═════ MATERIAL FOR THIS EXERCISE

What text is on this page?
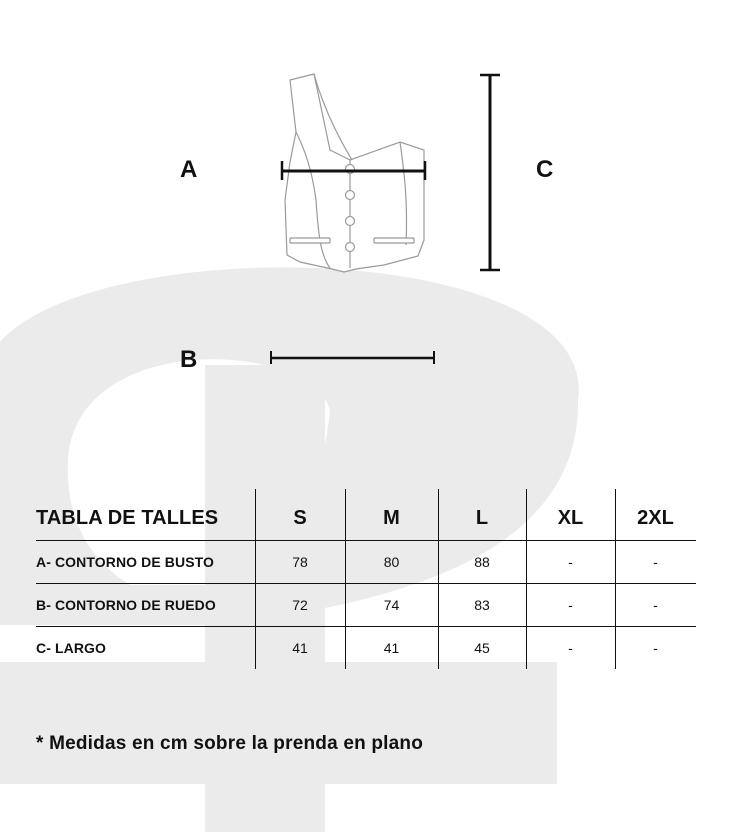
A	C
B
TABLA DE TALLES	S	M	L	XL	2XL
A- CONTORNO DE BUSTO	78	80	88	-	-
B- CONTORNO DE RUEDO	72	74	83	-	-
C- LARGO	41	41	45	-	-
* Medidas en cm sobre la prenda en plano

══════════

DIRECTIONS FOR THIS TASK
Filter out every line that lacks the word "CONTORNO", and copy the rest.

EXERCISE ANSWER
A- CONTORNO DE BUSTO	78	80	88	-	-
B- CONTORNO DE RUEDO	72	74	83	-	-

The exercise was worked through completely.